#### [What this task involves]
Carry none of the pictures over; write out the complete data exactly.

#### [Dataset extract]
'''
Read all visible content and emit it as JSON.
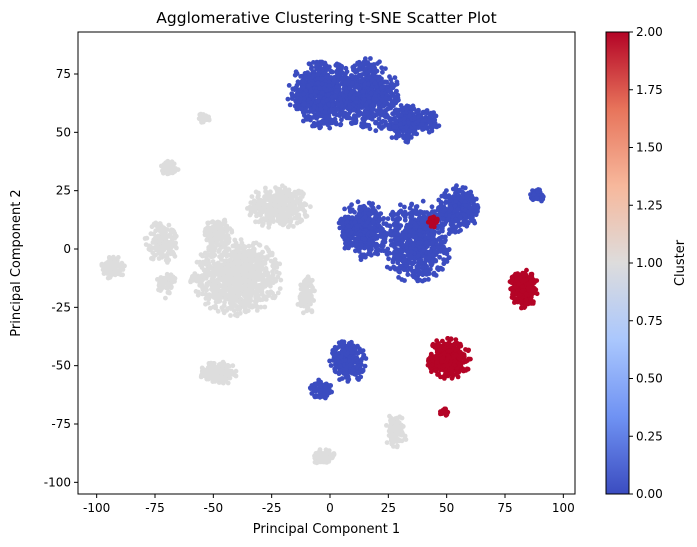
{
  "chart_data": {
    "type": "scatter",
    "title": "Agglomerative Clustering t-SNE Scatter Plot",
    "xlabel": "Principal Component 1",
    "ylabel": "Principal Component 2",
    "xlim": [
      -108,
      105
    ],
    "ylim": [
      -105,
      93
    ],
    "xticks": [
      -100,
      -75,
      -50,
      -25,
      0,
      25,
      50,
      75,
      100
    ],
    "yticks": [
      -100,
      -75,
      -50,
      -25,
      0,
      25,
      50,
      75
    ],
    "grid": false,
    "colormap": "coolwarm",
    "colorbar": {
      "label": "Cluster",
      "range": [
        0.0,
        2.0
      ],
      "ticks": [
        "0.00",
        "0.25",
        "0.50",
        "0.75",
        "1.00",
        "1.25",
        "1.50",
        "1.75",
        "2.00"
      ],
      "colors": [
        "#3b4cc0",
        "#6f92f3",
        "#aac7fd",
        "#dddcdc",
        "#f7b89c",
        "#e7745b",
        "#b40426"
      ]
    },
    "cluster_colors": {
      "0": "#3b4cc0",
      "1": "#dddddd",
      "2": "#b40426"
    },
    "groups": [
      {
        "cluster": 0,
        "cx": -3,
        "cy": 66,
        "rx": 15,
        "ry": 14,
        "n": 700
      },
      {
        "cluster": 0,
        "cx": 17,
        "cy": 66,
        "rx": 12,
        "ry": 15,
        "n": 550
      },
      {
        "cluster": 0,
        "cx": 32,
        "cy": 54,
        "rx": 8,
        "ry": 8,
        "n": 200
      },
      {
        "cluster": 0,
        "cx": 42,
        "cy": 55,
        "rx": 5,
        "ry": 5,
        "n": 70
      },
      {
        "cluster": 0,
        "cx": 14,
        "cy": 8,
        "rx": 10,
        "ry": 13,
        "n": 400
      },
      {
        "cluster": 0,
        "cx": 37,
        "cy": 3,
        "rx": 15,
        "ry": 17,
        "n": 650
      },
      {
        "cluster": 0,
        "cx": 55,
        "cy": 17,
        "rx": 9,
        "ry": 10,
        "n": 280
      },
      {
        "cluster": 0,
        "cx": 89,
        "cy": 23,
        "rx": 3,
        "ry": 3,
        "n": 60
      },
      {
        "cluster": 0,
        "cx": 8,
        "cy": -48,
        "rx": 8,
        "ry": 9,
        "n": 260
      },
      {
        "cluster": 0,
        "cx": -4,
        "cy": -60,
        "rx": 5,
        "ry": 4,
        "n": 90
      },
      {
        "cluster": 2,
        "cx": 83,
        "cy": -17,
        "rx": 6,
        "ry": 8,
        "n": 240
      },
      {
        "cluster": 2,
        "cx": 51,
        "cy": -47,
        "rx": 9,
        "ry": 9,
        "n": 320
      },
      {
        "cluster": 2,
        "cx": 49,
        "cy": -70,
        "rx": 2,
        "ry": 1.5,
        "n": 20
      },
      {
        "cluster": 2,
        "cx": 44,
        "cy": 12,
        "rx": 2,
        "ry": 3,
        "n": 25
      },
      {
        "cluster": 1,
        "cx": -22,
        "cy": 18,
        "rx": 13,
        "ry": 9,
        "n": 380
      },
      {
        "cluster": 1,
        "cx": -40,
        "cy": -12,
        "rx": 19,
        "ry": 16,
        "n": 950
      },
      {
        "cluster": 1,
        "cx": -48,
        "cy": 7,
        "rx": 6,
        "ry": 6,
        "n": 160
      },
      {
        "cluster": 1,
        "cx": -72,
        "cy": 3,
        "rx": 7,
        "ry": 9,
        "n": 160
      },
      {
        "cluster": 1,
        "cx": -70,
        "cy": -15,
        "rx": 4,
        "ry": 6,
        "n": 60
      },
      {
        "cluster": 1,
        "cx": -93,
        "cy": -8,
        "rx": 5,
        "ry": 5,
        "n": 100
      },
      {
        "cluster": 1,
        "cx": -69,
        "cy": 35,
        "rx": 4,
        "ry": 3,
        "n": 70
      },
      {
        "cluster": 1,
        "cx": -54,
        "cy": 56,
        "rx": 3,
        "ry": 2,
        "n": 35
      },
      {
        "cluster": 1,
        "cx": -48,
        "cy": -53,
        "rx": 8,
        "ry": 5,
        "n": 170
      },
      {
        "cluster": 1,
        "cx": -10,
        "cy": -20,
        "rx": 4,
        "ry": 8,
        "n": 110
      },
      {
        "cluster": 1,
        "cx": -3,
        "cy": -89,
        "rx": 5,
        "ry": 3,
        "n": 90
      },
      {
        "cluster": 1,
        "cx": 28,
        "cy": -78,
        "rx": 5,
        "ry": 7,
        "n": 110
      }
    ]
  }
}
'''
#### [Exercise output]
Read all visible content and emit it as JSON.
{
  "chart_data": {
    "type": "scatter",
    "title": "Agglomerative Clustering t-SNE Scatter Plot",
    "xlabel": "Principal Component 1",
    "ylabel": "Principal Component 2",
    "xlim": [
      -108,
      105
    ],
    "ylim": [
      -105,
      93
    ],
    "xticks": [
      -100,
      -75,
      -50,
      -25,
      0,
      25,
      50,
      75,
      100
    ],
    "yticks": [
      -100,
      -75,
      -50,
      -25,
      0,
      25,
      50,
      75
    ],
    "grid": false,
    "colormap": "coolwarm",
    "colorbar": {
      "label": "Cluster",
      "range": [
        0.0,
        2.0
      ],
      "ticks": [
        "0.00",
        "0.25",
        "0.50",
        "0.75",
        "1.00",
        "1.25",
        "1.50",
        "1.75",
        "2.00"
      ],
      "colors": [
        "#3b4cc0",
        "#6f92f3",
        "#aac7fd",
        "#dddcdc",
        "#f7b89c",
        "#e7745b",
        "#b40426"
      ]
    },
    "cluster_colors": {
      "0": "#3b4cc0",
      "1": "#dddddd",
      "2": "#b40426"
    },
    "groups": [
      {
        "cluster": 0,
        "cx": -3,
        "cy": 66,
        "rx": 15,
        "ry": 14,
        "n": 700
      },
      {
        "cluster": 0,
        "cx": 17,
        "cy": 66,
        "rx": 12,
        "ry": 15,
        "n": 550
      },
      {
        "cluster": 0,
        "cx": 32,
        "cy": 54,
        "rx": 8,
        "ry": 8,
        "n": 200
      },
      {
        "cluster": 0,
        "cx": 42,
        "cy": 55,
        "rx": 5,
        "ry": 5,
        "n": 70
      },
      {
        "cluster": 0,
        "cx": 14,
        "cy": 8,
        "rx": 10,
        "ry": 13,
        "n": 400
      },
      {
        "cluster": 0,
        "cx": 37,
        "cy": 3,
        "rx": 15,
        "ry": 17,
        "n": 650
      },
      {
        "cluster": 0,
        "cx": 55,
        "cy": 17,
        "rx": 9,
        "ry": 10,
        "n": 280
      },
      {
        "cluster": 0,
        "cx": 89,
        "cy": 23,
        "rx": 3,
        "ry": 3,
        "n": 60
      },
      {
        "cluster": 0,
        "cx": 8,
        "cy": -48,
        "rx": 8,
        "ry": 9,
        "n": 260
      },
      {
        "cluster": 0,
        "cx": -4,
        "cy": -60,
        "rx": 5,
        "ry": 4,
        "n": 90
      },
      {
        "cluster": 2,
        "cx": 83,
        "cy": -17,
        "rx": 6,
        "ry": 8,
        "n": 240
      },
      {
        "cluster": 2,
        "cx": 51,
        "cy": -47,
        "rx": 9,
        "ry": 9,
        "n": 320
      },
      {
        "cluster": 2,
        "cx": 49,
        "cy": -70,
        "rx": 2,
        "ry": 1.5,
        "n": 20
      },
      {
        "cluster": 2,
        "cx": 44,
        "cy": 12,
        "rx": 2,
        "ry": 3,
        "n": 25
      },
      {
        "cluster": 1,
        "cx": -22,
        "cy": 18,
        "rx": 13,
        "ry": 9,
        "n": 380
      },
      {
        "cluster": 1,
        "cx": -40,
        "cy": -12,
        "rx": 19,
        "ry": 16,
        "n": 950
      },
      {
        "cluster": 1,
        "cx": -48,
        "cy": 7,
        "rx": 6,
        "ry": 6,
        "n": 160
      },
      {
        "cluster": 1,
        "cx": -72,
        "cy": 3,
        "rx": 7,
        "ry": 9,
        "n": 160
      },
      {
        "cluster": 1,
        "cx": -70,
        "cy": -15,
        "rx": 4,
        "ry": 6,
        "n": 60
      },
      {
        "cluster": 1,
        "cx": -93,
        "cy": -8,
        "rx": 5,
        "ry": 5,
        "n": 100
      },
      {
        "cluster": 1,
        "cx": -69,
        "cy": 35,
        "rx": 4,
        "ry": 3,
        "n": 70
      },
      {
        "cluster": 1,
        "cx": -54,
        "cy": 56,
        "rx": 3,
        "ry": 2,
        "n": 35
      },
      {
        "cluster": 1,
        "cx": -48,
        "cy": -53,
        "rx": 8,
        "ry": 5,
        "n": 170
      },
      {
        "cluster": 1,
        "cx": -10,
        "cy": -20,
        "rx": 4,
        "ry": 8,
        "n": 110
      },
      {
        "cluster": 1,
        "cx": -3,
        "cy": -89,
        "rx": 5,
        "ry": 3,
        "n": 90
      },
      {
        "cluster": 1,
        "cx": 28,
        "cy": -78,
        "rx": 5,
        "ry": 7,
        "n": 110
      }
    ]
  }
}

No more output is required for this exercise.